Given exercise: Return all lines where the word "rate" can be found.

Available records:
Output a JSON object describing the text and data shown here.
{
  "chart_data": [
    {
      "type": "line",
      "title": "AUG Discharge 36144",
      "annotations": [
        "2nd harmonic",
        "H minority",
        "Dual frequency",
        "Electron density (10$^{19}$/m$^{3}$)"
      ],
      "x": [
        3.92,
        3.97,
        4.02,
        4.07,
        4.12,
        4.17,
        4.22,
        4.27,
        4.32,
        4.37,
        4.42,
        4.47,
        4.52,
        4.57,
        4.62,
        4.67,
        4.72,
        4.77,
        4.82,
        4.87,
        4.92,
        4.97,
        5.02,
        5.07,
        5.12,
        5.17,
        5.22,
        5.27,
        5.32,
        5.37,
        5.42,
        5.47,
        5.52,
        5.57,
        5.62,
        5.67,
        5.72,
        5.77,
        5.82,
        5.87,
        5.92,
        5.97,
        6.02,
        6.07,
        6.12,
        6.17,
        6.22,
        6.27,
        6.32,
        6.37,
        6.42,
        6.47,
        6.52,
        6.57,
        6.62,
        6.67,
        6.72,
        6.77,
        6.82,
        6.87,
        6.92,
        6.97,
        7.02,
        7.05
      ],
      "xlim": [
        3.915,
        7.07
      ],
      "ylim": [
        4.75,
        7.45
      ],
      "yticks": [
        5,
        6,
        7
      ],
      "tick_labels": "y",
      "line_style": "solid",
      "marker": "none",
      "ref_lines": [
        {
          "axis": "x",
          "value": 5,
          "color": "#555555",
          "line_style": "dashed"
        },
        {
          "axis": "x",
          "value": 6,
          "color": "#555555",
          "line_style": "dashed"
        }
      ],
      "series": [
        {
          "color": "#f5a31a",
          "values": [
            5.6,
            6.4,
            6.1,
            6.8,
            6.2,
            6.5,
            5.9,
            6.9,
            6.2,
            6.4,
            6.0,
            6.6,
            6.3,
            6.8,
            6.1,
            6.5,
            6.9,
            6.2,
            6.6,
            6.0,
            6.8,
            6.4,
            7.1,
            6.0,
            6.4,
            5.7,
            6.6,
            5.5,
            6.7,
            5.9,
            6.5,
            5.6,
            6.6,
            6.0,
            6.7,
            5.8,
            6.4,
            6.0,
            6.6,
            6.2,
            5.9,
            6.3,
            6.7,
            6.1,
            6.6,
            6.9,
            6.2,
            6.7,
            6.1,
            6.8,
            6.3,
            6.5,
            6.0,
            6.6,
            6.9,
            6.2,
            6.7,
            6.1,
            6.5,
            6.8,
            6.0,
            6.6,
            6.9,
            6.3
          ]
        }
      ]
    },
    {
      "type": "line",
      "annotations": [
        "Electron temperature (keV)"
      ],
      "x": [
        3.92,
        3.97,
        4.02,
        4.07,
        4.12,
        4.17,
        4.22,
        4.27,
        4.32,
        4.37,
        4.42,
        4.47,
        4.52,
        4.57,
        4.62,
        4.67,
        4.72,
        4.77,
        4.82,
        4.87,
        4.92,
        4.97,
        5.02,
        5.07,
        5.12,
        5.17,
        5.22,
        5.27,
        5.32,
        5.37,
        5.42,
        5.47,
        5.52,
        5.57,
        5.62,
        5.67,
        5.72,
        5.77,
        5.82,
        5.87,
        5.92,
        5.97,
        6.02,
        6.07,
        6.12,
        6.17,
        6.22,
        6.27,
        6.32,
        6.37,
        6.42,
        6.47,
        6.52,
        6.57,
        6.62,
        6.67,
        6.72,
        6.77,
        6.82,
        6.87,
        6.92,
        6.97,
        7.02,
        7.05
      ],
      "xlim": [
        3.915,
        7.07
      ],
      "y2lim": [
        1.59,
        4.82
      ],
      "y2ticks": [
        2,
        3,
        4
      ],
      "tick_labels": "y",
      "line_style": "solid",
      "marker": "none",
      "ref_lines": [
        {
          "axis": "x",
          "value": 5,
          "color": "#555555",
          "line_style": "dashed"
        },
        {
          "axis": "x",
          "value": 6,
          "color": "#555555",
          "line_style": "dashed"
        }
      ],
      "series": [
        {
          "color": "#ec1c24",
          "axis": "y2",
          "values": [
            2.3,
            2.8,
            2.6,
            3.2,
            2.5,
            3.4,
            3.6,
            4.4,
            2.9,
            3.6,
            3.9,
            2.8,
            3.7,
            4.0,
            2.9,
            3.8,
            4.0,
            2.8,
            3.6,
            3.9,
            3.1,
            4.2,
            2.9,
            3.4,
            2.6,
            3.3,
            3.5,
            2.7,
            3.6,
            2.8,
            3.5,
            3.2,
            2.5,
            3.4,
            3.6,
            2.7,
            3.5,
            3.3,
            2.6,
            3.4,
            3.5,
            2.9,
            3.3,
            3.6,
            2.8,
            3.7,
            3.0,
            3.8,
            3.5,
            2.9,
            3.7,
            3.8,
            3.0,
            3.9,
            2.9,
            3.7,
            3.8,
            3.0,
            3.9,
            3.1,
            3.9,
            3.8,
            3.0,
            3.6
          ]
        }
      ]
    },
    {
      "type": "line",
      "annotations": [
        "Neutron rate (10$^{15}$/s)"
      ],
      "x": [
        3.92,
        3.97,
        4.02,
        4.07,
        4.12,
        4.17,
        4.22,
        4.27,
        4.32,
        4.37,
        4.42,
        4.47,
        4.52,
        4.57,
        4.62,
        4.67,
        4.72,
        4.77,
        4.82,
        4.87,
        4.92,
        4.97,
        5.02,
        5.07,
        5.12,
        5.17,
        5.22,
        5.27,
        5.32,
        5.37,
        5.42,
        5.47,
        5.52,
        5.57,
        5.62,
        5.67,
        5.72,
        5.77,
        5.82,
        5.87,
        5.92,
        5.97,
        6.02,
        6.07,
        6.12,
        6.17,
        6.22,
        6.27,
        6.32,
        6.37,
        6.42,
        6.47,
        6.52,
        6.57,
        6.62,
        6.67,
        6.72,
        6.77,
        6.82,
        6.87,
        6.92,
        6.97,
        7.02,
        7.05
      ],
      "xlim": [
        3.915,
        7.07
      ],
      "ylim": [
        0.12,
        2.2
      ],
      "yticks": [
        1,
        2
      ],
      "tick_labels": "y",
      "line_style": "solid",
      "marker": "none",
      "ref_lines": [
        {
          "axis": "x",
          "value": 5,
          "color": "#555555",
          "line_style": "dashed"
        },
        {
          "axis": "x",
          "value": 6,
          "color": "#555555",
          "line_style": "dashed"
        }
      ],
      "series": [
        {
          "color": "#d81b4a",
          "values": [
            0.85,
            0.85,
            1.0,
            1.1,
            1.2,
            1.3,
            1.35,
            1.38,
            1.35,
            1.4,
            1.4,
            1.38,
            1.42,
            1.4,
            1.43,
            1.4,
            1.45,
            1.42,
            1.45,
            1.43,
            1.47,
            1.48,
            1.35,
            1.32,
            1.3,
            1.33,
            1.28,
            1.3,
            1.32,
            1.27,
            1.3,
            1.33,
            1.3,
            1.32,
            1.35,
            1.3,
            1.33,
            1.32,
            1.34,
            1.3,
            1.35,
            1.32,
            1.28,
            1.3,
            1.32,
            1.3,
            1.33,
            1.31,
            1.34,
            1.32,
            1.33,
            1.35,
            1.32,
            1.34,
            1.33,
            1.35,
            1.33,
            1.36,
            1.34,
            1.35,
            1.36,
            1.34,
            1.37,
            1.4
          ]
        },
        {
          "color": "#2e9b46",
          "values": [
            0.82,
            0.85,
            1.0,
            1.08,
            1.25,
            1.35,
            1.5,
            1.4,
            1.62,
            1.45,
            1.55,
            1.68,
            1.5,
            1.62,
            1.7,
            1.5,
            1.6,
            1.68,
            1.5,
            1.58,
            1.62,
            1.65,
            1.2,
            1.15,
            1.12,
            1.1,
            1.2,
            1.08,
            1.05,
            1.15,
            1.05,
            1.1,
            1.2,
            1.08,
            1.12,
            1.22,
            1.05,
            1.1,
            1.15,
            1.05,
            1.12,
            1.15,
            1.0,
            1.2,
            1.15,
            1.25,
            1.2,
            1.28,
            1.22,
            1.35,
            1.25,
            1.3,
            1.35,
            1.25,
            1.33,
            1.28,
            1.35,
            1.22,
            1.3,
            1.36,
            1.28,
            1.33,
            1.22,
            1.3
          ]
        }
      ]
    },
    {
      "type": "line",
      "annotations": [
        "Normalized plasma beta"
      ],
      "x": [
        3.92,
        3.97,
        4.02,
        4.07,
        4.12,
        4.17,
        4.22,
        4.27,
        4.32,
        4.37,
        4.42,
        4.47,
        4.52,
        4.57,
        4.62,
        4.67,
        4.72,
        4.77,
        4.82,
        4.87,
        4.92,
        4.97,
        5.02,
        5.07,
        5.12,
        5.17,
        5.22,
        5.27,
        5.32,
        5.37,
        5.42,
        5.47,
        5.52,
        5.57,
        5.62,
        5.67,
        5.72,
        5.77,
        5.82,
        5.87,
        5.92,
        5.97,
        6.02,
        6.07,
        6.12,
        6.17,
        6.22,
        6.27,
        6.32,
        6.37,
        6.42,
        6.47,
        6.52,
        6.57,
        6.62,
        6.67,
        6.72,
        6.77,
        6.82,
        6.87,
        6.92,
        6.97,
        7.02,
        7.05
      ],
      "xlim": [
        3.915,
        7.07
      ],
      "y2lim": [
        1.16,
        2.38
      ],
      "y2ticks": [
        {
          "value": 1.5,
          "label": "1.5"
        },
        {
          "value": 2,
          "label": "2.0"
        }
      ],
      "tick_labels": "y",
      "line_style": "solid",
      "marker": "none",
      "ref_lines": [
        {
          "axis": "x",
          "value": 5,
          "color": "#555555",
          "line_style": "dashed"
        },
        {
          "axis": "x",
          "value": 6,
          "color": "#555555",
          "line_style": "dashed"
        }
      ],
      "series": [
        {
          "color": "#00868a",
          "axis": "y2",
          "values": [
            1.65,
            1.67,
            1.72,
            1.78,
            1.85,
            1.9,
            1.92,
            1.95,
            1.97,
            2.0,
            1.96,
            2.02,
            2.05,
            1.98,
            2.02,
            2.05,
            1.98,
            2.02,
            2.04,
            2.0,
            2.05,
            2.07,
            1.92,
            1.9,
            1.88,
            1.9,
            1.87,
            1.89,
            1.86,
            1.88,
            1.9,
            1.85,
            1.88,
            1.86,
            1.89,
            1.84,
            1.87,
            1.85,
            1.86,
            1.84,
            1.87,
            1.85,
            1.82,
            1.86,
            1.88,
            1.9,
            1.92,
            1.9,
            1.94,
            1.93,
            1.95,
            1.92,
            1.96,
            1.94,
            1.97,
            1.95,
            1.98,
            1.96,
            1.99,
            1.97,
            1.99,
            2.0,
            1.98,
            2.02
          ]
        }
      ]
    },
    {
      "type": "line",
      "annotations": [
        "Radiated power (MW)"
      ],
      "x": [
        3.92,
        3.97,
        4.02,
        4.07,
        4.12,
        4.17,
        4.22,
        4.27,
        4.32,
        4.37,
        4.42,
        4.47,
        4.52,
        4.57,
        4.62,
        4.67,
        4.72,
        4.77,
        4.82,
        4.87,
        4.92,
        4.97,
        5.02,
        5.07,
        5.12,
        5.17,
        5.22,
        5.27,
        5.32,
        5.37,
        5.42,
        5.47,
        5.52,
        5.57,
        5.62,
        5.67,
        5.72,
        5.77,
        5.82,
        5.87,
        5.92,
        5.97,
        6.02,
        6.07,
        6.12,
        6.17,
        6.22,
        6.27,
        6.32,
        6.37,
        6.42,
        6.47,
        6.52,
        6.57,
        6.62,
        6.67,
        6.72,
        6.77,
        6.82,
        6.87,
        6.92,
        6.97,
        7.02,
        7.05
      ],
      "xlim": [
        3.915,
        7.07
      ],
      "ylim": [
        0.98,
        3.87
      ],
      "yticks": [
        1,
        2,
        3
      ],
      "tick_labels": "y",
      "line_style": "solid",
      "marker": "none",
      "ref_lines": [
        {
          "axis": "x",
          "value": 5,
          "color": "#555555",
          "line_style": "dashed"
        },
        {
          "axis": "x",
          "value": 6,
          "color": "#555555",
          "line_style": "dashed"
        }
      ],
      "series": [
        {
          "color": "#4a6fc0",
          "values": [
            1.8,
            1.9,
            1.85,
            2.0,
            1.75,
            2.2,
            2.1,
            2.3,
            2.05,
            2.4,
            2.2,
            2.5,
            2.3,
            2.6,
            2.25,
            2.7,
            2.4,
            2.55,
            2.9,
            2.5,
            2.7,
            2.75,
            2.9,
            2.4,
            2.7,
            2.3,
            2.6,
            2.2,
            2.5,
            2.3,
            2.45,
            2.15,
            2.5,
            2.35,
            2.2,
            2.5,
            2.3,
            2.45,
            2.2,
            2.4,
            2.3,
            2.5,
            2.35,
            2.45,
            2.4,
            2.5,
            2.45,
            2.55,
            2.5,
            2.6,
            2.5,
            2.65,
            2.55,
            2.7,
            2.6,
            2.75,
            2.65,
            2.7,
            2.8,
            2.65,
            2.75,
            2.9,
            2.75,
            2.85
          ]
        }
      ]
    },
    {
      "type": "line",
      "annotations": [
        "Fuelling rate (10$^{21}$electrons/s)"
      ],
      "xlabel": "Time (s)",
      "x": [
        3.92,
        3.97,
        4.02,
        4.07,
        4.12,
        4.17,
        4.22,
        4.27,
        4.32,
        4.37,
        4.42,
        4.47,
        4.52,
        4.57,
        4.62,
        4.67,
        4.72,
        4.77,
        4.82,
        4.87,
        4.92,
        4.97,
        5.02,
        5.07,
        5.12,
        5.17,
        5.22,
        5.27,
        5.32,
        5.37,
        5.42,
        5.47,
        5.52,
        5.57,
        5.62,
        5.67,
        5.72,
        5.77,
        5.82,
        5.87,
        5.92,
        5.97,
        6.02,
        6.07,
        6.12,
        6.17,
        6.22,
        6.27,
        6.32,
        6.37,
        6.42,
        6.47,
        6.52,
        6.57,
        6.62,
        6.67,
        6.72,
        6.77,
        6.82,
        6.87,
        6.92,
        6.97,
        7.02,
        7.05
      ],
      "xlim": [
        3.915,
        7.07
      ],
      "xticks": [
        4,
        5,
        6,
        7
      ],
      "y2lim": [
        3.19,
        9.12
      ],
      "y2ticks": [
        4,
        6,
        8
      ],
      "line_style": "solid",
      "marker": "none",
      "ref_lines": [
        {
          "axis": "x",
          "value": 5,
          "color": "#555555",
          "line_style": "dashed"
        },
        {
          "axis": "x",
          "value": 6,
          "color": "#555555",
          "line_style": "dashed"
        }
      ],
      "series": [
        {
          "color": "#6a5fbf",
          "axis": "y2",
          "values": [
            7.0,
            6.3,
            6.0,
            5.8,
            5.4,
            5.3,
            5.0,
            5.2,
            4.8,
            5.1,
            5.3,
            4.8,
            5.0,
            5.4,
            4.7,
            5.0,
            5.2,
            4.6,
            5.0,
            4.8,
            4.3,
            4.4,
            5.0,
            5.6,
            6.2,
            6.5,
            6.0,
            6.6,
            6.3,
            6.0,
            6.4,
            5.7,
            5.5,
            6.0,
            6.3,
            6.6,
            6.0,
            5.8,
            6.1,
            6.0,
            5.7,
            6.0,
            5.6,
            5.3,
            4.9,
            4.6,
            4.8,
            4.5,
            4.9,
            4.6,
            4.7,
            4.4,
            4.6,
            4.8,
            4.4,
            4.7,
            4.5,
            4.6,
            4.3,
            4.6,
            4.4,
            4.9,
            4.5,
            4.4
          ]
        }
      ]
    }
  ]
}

Final result:
        "Neutron rate (10$^{15}$/s)"
        "Fuelling rate (10$^{21}$electrons/s)"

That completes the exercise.